### The request
Write every entry out again exactly, please, and skip the pictures.

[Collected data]

..........

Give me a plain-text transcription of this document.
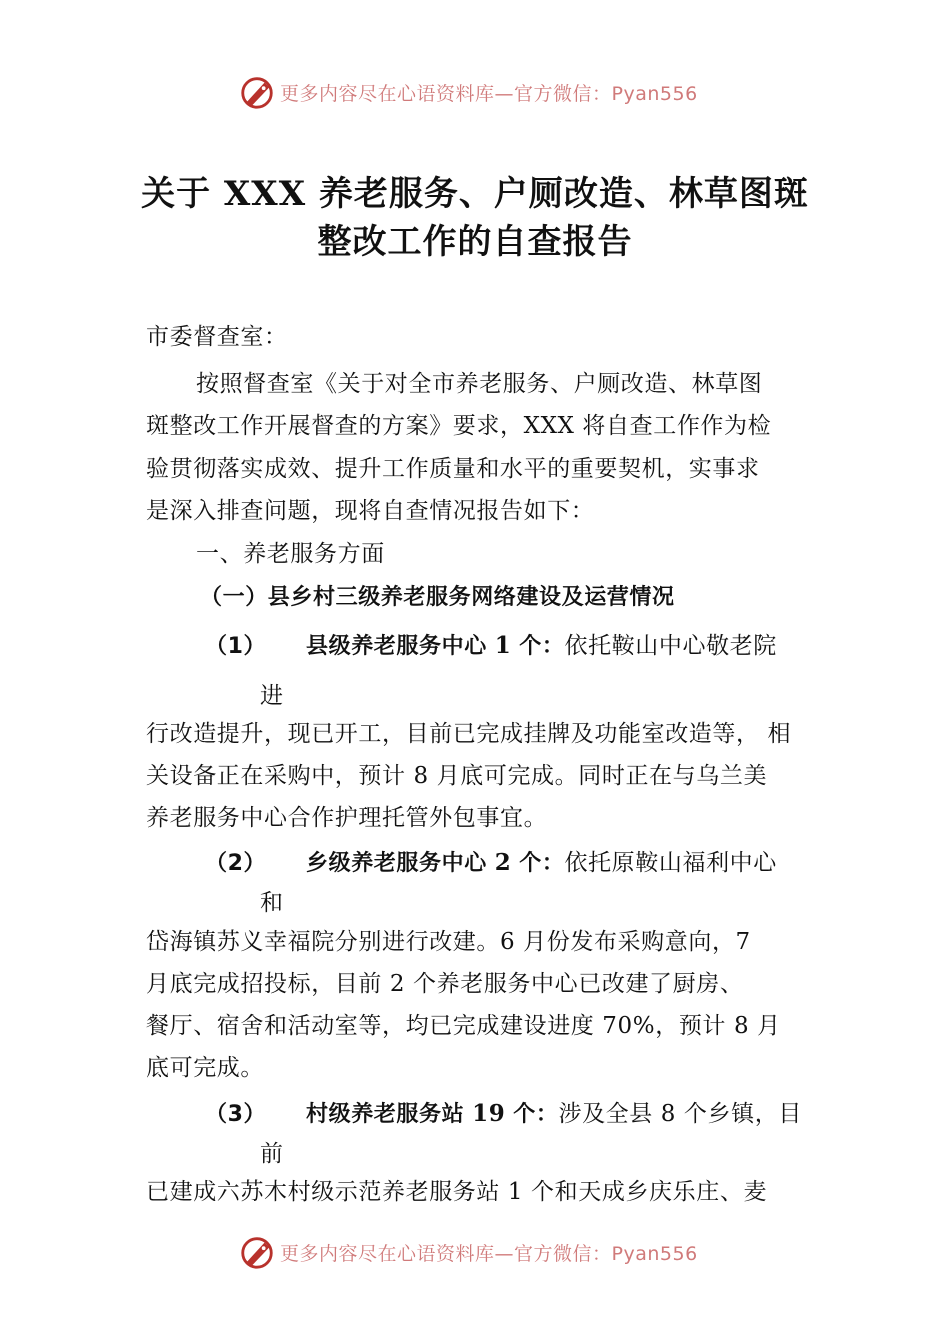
更多内容尽在心语资料库—官方微信：Pyan556
关于 XXX 养老服务、户厕改造、林草图斑
整改工作的自查报告
市委督查室：
按照督查室《关于对全市养老服务、户厕改造、林草图
斑整改工作开展督查的方案》要求，XXX 将自查工作作为检
验贯彻落实成效、提升工作质量和水平的重要契机，实事求
是深入排查问题，现将自查情况报告如下：
一、养老服务方面
（一）县乡村三级养老服务网络建设及运营情况
（1） 县级养老服务中心 1 个：依托鞍山中心敬老院
进
行改造提升，现已开工，目前已完成挂牌及功能室改造等， 相
关设备正在采购中，预计 8 月底可完成。同时正在与乌兰美
养老服务中心合作护理托管外包事宜。
（2） 乡级养老服务中心 2 个：依托原鞍山福利中心
和
岱海镇苏义幸福院分别进行改建。6 月份发布采购意向，7
月底完成招投标，目前 2 个养老服务中心已改建了厨房、
餐厅、宿舍和活动室等，均已完成建设进度 70%，预计 8 月
底可完成。
（3） 村级养老服务站 19 个：涉及全县 8 个乡镇，目
前
已建成六苏木村级示范养老服务站 1 个和天成乡庆乐庄、麦
更多内容尽在心语资料库—官方微信：Pyan556
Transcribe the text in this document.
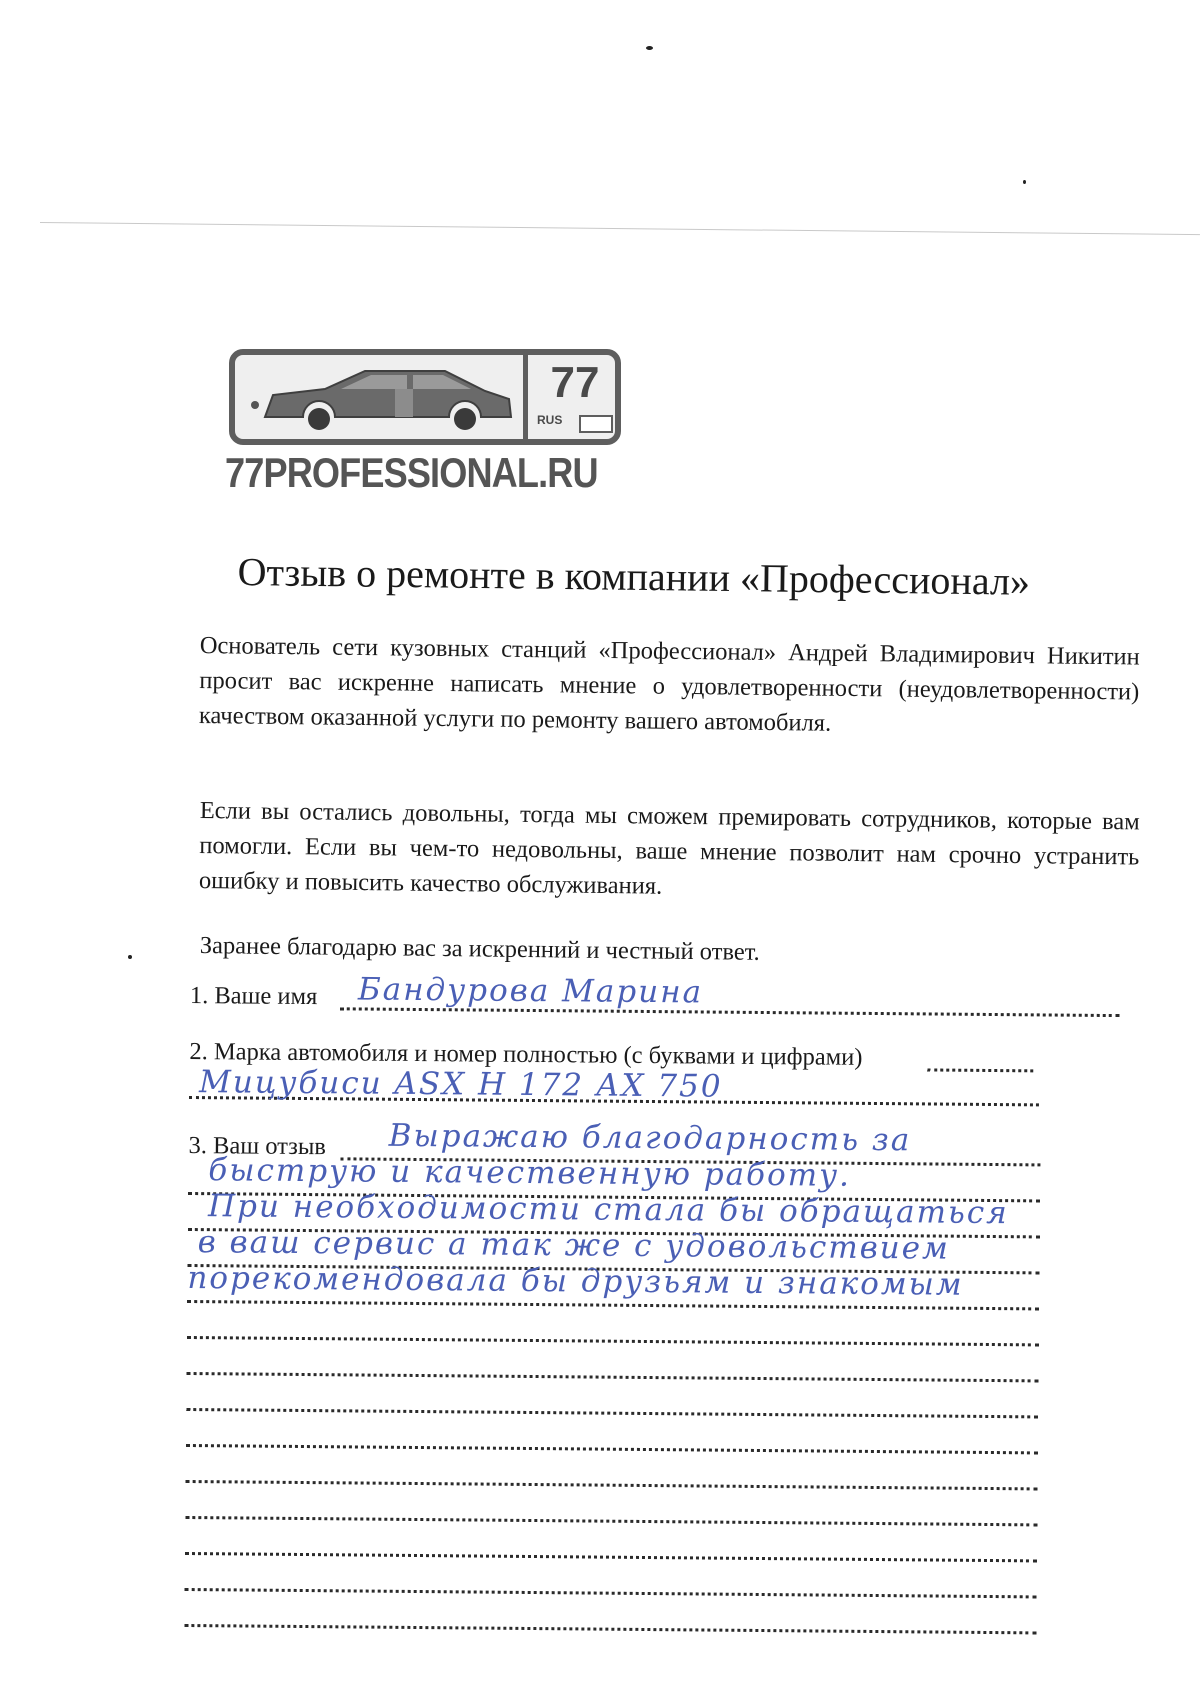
77
RUS
77PROFESSIONAL.RU
Отзыв о ремонте в компании «Профессионал»
Основатель сети кузовных станций «Профессионал» Андрей Владимирович Никитин просит вас искренне написать мнение о удовлетворенности (неудовлетворенности) качеством оказанной услуги по ремонту вашего автомобиля.
Если вы остались довольны, тогда мы сможем премировать сотрудников, которые вам помогли. Если вы чем-то недовольны, ваше мнение позволит нам срочно устранить ошибку и повысить качество обслуживания.
Заранее благодарю вас за искренний и честный ответ.
1. Ваше имя Бандурова Марина
2. Марка автомобиля и номер полностью (с буквами и цифрами)
Мицубиси ASX Н 172 АХ 750
3. Ваш отзыв Выражаю благодарность за
быструю и качественную работу.
При необходимости стала бы обращаться
в ваш сервис а так же с удовольствием
порекомендовала бы друзьям и знакомым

..........

### Response
Give me a plain-text transcription of this document.
更多内容尽在心语资料库—官方微信：Pyan556
关于 XXX 养老服务、户厕改造、林草图斑
整改工作的自查报告
市委督查室：
按照督查室《关于对全市养老服务、户厕改造、林草图
斑整改工作开展督查的方案》要求，XXX 将自查工作作为检
验贯彻落实成效、提升工作质量和水平的重要契机，实事求
是深入排查问题，现将自查情况报告如下：
一、养老服务方面
（一）县乡村三级养老服务网络建设及运营情况
（1） 县级养老服务中心 1 个：依托鞍山中心敬老院
进
行改造提升，现已开工，目前已完成挂牌及功能室改造等， 相
关设备正在采购中，预计 8 月底可完成。同时正在与乌兰美
养老服务中心合作护理托管外包事宜。
（2） 乡级养老服务中心 2 个：依托原鞍山福利中心
和
岱海镇苏义幸福院分别进行改建。6 月份发布采购意向，7
月底完成招投标，目前 2 个养老服务中心已改建了厨房、
餐厅、宿舍和活动室等，均已完成建设进度 70%，预计 8 月
底可完成。
（3） 村级养老服务站 19 个：涉及全县 8 个乡镇，目
前
已建成六苏木村级示范养老服务站 1 个和天成乡庆乐庄、麦
更多内容尽在心语资料库—官方微信：Pyan556
Transcribe the text in this document.
77
RUS
77PROFESSIONAL.RU
Отзыв о ремонте в компании «Профессионал»
Основатель сети кузовных станций «Профессионал» Андрей Владимирович Никитин просит вас искренне написать мнение о удовлетворенности (неудовлетворенности) качеством оказанной услуги по ремонту вашего автомобиля.
Если вы остались довольны, тогда мы сможем премировать сотрудников, которые вам помогли. Если вы чем-то недовольны, ваше мнение позволит нам срочно устранить ошибку и повысить качество обслуживания.
Заранее благодарю вас за искренний и честный ответ.
1. Ваше имя Бандурова Марина
2. Марка автомобиля и номер полностью (с буквами и цифрами)
Мицубиси ASX Н 172 АХ 750
3. Ваш отзыв Выражаю благодарность за
быструю и качественную работу.
При необходимости стала бы обращаться
в ваш сервис а так же с удовольствием
порекомендовала бы друзьям и знакомым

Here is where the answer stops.